┌─ Data rows

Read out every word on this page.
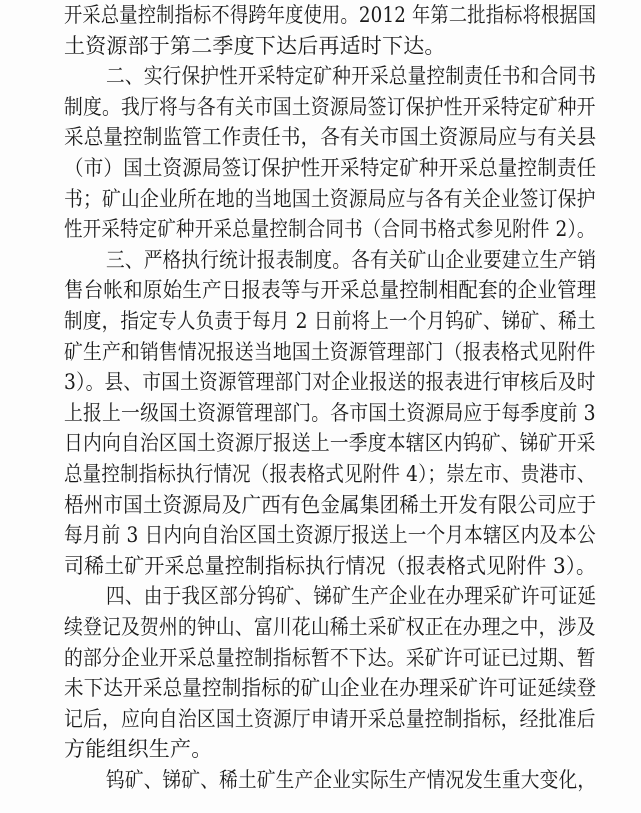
开采总量控制指标不得跨年度使用。2012 年第二批指标将根据国
土资源部于第二季度下达后再适时下达。
二、实行保护性开采特定矿种开采总量控制责任书和合同书
制度。我厅将与各有关市国土资源局签订保护性开采特定矿种开
采总量控制监管工作责任书，各有关市国土资源局应与有关县
（市）国土资源局签订保护性开采特定矿种开采总量控制责任
书；矿山企业所在地的当地国土资源局应与各有关企业签订保护
性开采特定矿种开采总量控制合同书（合同书格式参见附件 2）。
三、严格执行统计报表制度。各有关矿山企业要建立生产销
售台帐和原始生产日报表等与开采总量控制相配套的企业管理
制度，指定专人负责于每月 2 日前将上一个月钨矿、锑矿、稀土
矿生产和销售情况报送当地国土资源管理部门（报表格式见附件
3）。县、市国土资源管理部门对企业报送的报表进行审核后及时
上报上一级国土资源管理部门。各市国土资源局应于每季度前 3
日内向自治区国土资源厅报送上一季度本辖区内钨矿、锑矿开采
总量控制指标执行情况（报表格式见附件 4）；崇左市、贵港市、
梧州市国土资源局及广西有色金属集团稀土开发有限公司应于
每月前 3 日内向自治区国土资源厅报送上一个月本辖区内及本公
司稀土矿开采总量控制指标执行情况（报表格式见附件 3）。
四、由于我区部分钨矿、锑矿生产企业在办理采矿许可证延
续登记及贺州的钟山、富川花山稀土采矿权正在办理之中，涉及
的部分企业开采总量控制指标暂不下达。采矿许可证已过期、暂
未下达开采总量控制指标的矿山企业在办理采矿许可证延续登
记后，应向自治区国土资源厅申请开采总量控制指标，经批准后
方能组织生产。
钨矿、锑矿、稀土矿生产企业实际生产情况发生重大变化，
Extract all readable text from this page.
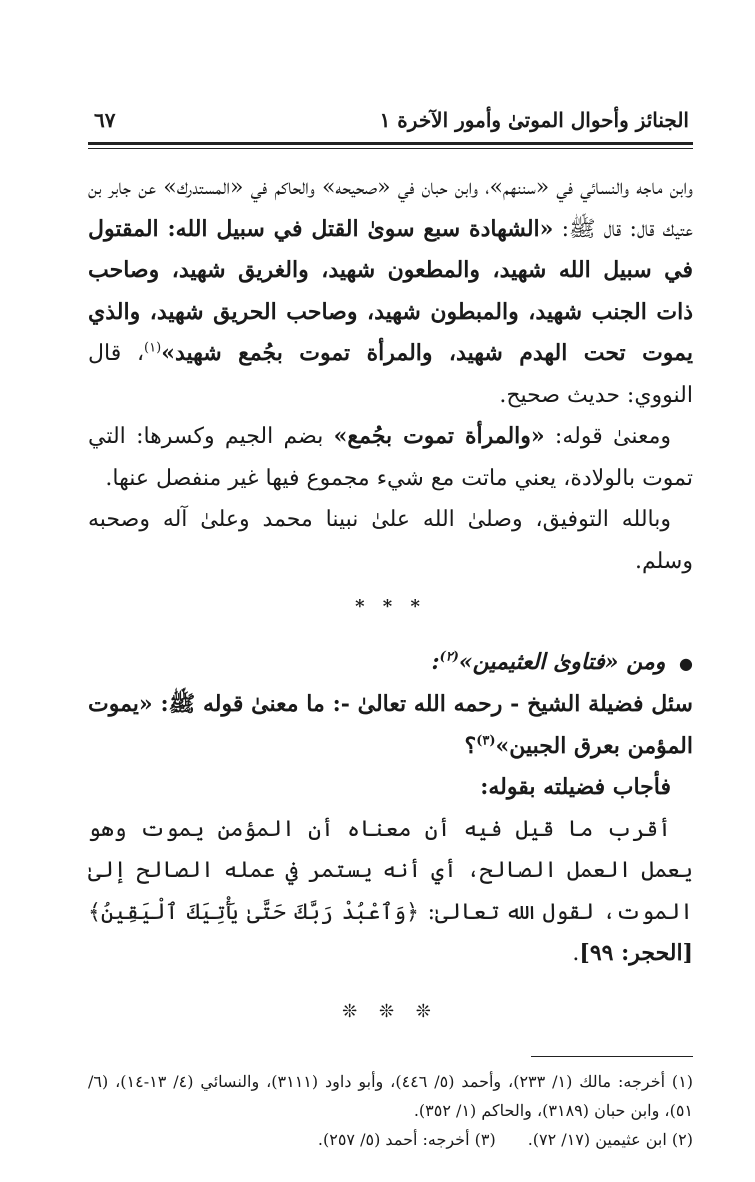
الجنائز وأحوال الموتىٰ وأمور الآخرة ١
٦٧

وابن ماجه والنسائي في «سننهم»، وابن حبان في «صحيحه» والحاكم في «المستدرك» عن جابر بن عتيك قال: قال ﷺ: «الشهادة سبع سوىٰ القتل في سبيل الله: المقتول في سبيل الله شهيد، والمطعون شهيد، والغريق شهيد، وصاحب ذات الجنب شهيد، والمبطون شهيد، وصاحب الحريق شهيد، والذي يموت تحت الهدم شهيد، والمرأة تموت بجُمع شهيد»$^{(١)}$، قال النووي: حديث صحيح.

ومعنىٰ قوله: «والمرأة تموت بجُمع» بضم الجيم وكسرها: التي تموت بالولادة، يعني ماتت مع شيء مجموع فيها غير منفصل عنها.

وبالله التوفيق، وصلىٰ الله علىٰ نبينا محمد وعلىٰ آله وصحبه وسلم.

* * *

● ومن «فتاوىٰ العثيمين»$^{(٢)}$:

سئل فضيلة الشيخ - رحمه الله تعالىٰ -: ما معنىٰ قوله ﷺ: «يموت المؤمن بعرق الجبين»$^{(٣)}$؟

فأجاب فضيلته بقوله:

أقرب ما قيل فيه أن معناه أن المؤمن يموت وهو يعمل العمل الصالح، أي أنه يستمر في عمله الصالح إلىٰ الموت، لقول الله تعالىٰ: ﴿وَٱعْبُدْ رَبَّكَ حَتَّىٰ يَأْتِيَكَ ٱلْيَقِينُ﴾ [الحجر: ٩٩].

❊ ❊ ❊

(١) أخرجه: مالك (١/ ٢٣٣)، وأحمد (٥/ ٤٤٦)، وأبو داود (٣١١١)، والنسائي (٤/ ١٣-١٤)، (٦/ ٥١)، وابن حبان (٣١٨٩)، والحاكم (١/ ٣٥٢).

(٢) ابن عثيمين (١٧/ ٧٢).
(٣) أخرجه: أحمد (٥/ ٢٥٧).
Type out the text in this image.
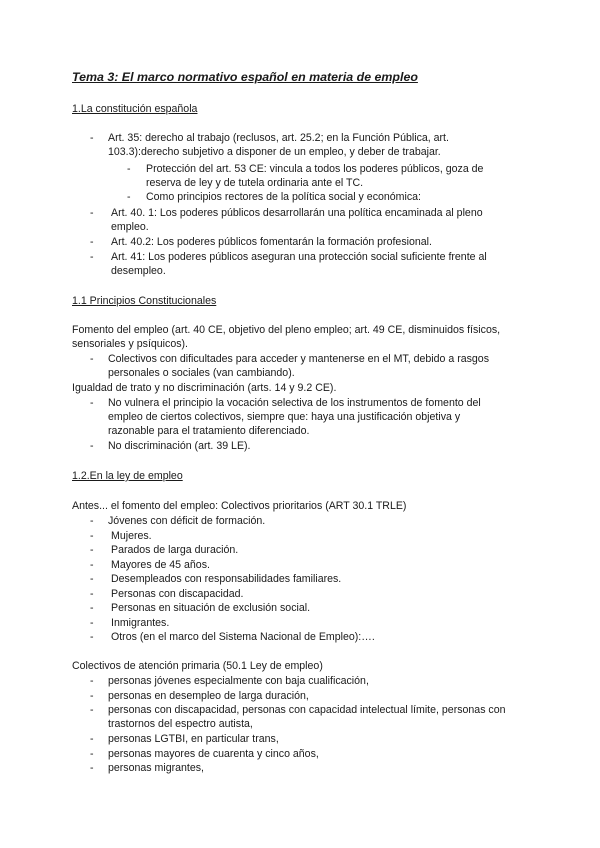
Tema 3: El marco normativo español en materia de empleo
1.La constitución española
- Art. 35: derecho al trabajo (reclusos, art. 25.2; en la Función Pública, art.
103.3):derecho subjetivo a disponer de un empleo, y deber de trabajar.
- Protección del art. 53 CE: vincula a todos los poderes públicos, goza de
reserva de ley y de tutela ordinaria ante el TC.
- Como principios rectores de la política social y económica:
- Art. 40. 1: Los poderes públicos desarrollarán una política encaminada al pleno
empleo.
- Art. 40.2: Los poderes públicos fomentarán la formación profesional.
- Art. 41: Los poderes públicos aseguran una protección social suficiente frente al
desempleo.
1.1 Principios Constitucionales
Fomento del empleo (art. 40 CE, objetivo del pleno empleo; art. 49 CE, disminuidos físicos,
sensoriales y psíquicos).
- Colectivos con dificultades para acceder y mantenerse en el MT, debido a rasgos
personales o sociales (van cambiando).
Igualdad de trato y no discriminación (arts. 14 y 9.2 CE).
- No vulnera el principio la vocación selectiva de los instrumentos de fomento del
empleo de ciertos colectivos, siempre que: haya una justificación objetiva y
razonable para el tratamiento diferenciado.
- No discriminación (art. 39 LE).
1.2.En la ley de empleo
Antes... el fomento del empleo: Colectivos prioritarios (ART 30.1 TRLE)
- Jóvenes con déficit de formación.
- Mujeres.
- Parados de larga duración.
- Mayores de 45 años.
- Desempleados con responsabilidades familiares.
- Personas con discapacidad.
- Personas en situación de exclusión social.
- Inmigrantes.
- Otros (en el marco del Sistema Nacional de Empleo):….
Colectivos de atención primaria (50.1 Ley de empleo)
- personas jóvenes especialmente con baja cualificación,
- personas en desempleo de larga duración,
- personas con discapacidad, personas con capacidad intelectual límite, personas con
trastornos del espectro autista,
- personas LGTBI, en particular trans,
- personas mayores de cuarenta y cinco años,
- personas migrantes,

└─

> _Given task_: Filter the entries down to the lines containing "تموت". Copy each of those lines.

> _Problem solution_:
وابن ماجه والنسائي في «سننهم»، وابن حبان في «صحيحه» والحاكم في «المستدرك» عن جابر بن عتيك قال: قال ﷺ: «الشهادة سبع سوىٰ القتل في سبيل الله: المقتول في سبيل الله شهيد، والمطعون شهيد، والغريق شهيد، وصاحب ذات الجنب شهيد، والمبطون شهيد، وصاحب الحريق شهيد، والذي يموت تحت الهدم شهيد، والمرأة تموت بجُمع شهيد»$^{(١)}$، قال النووي: حديث صحيح.
ومعنىٰ قوله: «والمرأة تموت بجُمع» بضم الجيم وكسرها: التي تموت بالولادة، يعني ماتت مع شيء مجموع فيها غير منفصل عنها.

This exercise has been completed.